▶ _Given exercise_
Extract every line from the rows below that contains the word "untreated".

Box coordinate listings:
▼▼▼
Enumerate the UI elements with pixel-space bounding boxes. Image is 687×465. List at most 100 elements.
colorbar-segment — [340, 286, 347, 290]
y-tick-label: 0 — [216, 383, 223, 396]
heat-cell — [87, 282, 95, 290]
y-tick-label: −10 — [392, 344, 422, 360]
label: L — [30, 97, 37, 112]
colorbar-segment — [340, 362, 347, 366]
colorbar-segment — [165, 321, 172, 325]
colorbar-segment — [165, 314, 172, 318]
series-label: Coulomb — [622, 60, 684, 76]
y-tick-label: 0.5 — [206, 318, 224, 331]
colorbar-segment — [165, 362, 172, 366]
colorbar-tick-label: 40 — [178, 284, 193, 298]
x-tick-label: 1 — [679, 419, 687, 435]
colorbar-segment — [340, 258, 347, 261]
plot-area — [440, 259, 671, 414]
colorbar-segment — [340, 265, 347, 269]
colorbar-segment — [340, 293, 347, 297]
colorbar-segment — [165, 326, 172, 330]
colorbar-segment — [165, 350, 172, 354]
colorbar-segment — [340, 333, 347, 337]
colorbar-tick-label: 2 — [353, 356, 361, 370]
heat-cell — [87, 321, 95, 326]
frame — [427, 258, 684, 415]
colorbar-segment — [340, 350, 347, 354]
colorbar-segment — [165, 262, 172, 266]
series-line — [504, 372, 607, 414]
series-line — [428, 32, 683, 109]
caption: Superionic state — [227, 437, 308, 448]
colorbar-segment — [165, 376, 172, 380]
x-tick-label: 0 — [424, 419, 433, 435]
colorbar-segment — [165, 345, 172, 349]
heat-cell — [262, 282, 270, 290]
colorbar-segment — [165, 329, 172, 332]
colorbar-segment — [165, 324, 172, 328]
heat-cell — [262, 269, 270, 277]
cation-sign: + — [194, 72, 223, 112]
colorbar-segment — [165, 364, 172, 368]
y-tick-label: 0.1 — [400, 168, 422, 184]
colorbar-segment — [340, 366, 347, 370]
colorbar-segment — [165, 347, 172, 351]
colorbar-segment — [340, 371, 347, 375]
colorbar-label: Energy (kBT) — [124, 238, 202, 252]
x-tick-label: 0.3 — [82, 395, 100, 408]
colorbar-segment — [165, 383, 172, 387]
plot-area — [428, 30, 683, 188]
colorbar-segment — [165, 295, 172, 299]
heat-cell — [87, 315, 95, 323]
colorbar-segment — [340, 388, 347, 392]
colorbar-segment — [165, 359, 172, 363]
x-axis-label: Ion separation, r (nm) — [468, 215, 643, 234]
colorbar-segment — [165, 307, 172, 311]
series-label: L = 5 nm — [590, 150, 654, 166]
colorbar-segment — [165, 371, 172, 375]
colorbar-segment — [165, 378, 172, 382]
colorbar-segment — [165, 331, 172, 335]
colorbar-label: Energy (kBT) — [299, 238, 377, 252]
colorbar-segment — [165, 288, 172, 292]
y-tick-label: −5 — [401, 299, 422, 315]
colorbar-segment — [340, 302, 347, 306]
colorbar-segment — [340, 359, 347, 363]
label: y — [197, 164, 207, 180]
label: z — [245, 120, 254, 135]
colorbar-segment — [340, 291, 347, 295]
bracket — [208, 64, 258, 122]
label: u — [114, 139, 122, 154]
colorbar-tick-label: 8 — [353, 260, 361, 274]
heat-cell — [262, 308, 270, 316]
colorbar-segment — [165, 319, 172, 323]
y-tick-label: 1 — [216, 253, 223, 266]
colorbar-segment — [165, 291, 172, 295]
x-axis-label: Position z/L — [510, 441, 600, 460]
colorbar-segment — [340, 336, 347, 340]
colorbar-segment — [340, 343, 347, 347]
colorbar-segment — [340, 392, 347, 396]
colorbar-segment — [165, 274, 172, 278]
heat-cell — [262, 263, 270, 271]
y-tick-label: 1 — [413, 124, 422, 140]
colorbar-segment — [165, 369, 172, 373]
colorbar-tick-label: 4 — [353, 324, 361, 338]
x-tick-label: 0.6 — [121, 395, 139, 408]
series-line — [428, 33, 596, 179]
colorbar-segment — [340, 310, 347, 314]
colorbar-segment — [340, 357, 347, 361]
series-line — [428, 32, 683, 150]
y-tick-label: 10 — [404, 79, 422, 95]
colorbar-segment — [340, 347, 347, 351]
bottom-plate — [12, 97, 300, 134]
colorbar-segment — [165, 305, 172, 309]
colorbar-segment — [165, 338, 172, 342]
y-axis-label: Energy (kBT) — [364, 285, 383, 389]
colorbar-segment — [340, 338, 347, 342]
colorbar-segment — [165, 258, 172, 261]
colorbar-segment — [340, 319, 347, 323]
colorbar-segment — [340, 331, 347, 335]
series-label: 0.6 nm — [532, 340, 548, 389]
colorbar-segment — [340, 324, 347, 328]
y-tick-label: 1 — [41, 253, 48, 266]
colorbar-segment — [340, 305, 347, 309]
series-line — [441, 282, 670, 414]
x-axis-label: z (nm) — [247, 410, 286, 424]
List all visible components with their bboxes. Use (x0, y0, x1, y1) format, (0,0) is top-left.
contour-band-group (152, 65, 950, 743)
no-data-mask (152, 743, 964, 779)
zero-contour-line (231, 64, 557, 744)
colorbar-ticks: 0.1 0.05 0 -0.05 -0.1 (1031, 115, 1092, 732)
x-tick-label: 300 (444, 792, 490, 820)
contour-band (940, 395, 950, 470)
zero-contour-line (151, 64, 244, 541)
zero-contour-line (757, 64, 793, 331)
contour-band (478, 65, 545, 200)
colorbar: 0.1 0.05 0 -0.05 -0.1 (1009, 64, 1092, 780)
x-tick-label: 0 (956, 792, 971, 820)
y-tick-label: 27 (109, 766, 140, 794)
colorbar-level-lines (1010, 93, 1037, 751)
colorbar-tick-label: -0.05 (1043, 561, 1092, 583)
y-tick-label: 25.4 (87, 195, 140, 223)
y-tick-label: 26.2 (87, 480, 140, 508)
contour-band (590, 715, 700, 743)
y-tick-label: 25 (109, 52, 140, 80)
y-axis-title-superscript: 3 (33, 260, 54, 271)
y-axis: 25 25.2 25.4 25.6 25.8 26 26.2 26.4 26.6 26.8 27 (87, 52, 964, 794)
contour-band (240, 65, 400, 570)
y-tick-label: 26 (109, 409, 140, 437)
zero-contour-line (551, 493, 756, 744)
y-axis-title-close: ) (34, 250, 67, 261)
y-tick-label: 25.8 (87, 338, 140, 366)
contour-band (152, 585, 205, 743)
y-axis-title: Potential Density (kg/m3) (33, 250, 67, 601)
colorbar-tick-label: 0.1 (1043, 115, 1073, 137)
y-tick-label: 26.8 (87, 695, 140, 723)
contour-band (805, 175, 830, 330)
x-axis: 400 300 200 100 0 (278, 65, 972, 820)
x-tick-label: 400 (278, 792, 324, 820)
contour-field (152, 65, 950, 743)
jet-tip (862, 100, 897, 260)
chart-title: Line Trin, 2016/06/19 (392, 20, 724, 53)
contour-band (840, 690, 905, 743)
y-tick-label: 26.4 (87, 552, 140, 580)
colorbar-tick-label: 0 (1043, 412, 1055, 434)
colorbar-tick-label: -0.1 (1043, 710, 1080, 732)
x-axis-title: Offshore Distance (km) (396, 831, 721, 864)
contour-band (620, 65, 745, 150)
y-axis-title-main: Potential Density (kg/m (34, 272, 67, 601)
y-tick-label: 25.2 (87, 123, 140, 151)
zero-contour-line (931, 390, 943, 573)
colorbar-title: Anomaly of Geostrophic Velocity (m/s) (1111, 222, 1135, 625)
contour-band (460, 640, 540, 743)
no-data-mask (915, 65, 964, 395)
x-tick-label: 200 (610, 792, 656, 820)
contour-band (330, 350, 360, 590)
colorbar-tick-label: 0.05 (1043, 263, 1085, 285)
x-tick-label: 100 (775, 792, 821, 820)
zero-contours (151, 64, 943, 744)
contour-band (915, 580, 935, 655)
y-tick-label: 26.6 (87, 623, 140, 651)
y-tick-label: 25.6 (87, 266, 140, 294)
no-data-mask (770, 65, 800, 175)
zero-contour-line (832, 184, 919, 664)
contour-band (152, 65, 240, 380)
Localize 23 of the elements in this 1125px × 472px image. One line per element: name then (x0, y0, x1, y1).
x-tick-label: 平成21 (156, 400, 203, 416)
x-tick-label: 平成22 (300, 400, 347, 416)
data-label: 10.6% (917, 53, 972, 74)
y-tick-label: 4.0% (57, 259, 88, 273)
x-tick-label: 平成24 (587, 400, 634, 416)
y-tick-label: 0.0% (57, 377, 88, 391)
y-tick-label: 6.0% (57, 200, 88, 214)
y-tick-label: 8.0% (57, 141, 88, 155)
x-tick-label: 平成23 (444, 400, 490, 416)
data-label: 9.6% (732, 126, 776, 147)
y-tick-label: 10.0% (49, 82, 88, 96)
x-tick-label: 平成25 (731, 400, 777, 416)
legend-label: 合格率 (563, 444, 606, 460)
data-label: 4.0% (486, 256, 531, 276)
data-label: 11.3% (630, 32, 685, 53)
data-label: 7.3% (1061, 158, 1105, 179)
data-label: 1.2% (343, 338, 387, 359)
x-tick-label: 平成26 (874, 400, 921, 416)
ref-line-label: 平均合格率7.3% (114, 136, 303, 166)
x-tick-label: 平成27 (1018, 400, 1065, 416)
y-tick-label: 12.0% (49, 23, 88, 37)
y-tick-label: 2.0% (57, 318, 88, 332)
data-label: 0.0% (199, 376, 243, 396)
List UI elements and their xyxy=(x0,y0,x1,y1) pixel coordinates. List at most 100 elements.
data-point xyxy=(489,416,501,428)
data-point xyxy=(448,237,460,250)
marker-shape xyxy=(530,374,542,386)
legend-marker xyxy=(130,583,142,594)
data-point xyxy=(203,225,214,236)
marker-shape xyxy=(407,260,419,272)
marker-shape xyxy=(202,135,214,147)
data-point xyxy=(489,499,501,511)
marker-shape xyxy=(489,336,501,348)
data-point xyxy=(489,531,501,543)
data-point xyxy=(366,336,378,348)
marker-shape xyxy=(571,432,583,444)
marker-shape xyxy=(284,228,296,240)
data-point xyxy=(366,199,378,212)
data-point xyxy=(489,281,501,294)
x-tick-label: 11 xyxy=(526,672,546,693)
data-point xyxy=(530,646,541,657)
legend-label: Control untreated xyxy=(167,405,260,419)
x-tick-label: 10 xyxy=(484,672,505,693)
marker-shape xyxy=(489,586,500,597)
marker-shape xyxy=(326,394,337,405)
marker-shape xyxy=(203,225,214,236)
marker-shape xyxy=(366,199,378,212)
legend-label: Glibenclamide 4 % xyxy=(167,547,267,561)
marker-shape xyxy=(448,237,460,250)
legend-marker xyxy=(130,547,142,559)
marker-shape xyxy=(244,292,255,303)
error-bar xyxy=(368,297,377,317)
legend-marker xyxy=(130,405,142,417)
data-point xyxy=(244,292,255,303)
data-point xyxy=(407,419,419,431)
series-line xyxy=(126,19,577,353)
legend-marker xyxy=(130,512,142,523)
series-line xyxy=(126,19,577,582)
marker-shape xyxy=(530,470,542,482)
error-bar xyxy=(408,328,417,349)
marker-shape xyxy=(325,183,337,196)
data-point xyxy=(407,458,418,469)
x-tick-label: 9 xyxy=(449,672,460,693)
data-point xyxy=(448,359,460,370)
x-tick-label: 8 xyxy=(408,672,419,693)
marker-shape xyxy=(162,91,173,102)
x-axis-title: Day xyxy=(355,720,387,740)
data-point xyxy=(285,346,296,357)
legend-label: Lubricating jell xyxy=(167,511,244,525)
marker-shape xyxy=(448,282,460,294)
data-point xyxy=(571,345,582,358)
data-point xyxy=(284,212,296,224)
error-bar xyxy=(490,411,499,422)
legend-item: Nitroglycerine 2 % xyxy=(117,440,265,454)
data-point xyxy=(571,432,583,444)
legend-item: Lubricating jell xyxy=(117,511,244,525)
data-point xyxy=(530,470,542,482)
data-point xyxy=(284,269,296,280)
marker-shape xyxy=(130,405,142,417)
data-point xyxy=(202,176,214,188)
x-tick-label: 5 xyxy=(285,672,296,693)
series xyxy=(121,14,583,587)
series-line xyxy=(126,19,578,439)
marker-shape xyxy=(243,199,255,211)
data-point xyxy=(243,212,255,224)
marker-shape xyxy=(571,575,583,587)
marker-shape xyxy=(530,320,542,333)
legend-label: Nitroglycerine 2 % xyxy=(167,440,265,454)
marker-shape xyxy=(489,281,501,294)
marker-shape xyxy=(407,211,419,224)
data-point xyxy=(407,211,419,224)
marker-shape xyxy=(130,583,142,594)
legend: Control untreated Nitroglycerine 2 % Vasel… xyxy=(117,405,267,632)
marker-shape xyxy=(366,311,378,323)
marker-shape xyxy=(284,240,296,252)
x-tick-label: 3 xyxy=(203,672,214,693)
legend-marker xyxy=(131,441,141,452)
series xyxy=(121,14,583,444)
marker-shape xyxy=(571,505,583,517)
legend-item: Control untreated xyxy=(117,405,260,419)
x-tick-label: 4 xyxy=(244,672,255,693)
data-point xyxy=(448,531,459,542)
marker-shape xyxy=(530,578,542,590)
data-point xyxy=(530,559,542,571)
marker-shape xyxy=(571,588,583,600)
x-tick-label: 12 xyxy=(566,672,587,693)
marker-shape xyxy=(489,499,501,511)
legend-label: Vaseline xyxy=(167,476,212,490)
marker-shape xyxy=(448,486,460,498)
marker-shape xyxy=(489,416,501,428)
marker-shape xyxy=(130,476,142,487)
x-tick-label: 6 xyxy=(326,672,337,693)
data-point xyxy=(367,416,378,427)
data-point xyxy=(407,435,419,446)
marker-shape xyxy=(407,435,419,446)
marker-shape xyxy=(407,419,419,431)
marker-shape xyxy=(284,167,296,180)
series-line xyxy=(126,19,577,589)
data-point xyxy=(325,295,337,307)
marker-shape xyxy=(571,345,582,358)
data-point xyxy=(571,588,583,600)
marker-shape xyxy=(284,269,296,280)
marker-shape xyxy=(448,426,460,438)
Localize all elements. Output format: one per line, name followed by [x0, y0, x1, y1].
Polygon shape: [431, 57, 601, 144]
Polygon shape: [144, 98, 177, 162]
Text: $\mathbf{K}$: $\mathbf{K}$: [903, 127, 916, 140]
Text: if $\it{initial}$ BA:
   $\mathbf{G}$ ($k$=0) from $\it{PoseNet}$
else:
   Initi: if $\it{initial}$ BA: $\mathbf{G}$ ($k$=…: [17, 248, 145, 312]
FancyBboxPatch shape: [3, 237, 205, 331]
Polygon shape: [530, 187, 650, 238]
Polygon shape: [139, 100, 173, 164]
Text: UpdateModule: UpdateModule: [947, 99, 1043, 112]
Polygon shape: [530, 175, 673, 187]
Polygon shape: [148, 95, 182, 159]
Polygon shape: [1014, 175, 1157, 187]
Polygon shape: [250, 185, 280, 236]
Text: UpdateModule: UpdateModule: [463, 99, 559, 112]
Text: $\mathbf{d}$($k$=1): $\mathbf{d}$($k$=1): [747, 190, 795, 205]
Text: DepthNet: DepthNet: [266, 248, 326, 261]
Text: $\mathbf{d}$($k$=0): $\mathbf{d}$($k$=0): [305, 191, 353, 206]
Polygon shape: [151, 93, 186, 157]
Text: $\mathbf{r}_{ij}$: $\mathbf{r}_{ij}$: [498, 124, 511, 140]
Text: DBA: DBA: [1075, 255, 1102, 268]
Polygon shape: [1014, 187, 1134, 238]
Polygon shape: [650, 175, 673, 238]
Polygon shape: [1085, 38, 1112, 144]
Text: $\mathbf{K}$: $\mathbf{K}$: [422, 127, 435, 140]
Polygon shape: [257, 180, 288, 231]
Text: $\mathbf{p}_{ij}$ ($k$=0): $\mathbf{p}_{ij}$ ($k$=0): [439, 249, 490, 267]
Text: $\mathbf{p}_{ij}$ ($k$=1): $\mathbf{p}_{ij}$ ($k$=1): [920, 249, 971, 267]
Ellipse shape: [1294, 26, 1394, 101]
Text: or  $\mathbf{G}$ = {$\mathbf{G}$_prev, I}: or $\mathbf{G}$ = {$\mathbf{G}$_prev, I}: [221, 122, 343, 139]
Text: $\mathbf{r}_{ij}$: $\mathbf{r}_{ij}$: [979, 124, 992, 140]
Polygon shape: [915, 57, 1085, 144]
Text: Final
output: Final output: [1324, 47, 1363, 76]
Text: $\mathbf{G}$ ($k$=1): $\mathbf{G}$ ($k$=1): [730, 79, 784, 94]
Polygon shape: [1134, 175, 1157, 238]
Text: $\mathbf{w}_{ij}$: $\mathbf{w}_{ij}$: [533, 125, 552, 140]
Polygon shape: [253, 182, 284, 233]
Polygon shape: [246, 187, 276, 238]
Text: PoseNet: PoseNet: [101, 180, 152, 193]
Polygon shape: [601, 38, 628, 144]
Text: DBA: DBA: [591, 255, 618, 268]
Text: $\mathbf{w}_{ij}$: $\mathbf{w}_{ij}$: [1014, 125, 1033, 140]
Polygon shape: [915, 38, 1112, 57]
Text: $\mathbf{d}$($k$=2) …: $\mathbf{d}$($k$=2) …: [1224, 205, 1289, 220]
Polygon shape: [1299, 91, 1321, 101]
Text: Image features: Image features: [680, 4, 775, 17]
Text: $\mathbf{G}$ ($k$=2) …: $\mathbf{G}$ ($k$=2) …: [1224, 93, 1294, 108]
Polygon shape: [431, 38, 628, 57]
▲▲▲
▶ _Written answer_
legend-label: Control untreated xyxy=(167,405,260,419)
legend: Control untreated Nitroglycerine 2 % Vasel… xyxy=(117,405,267,632)
legend-item: Control untreated xyxy=(117,405,260,419)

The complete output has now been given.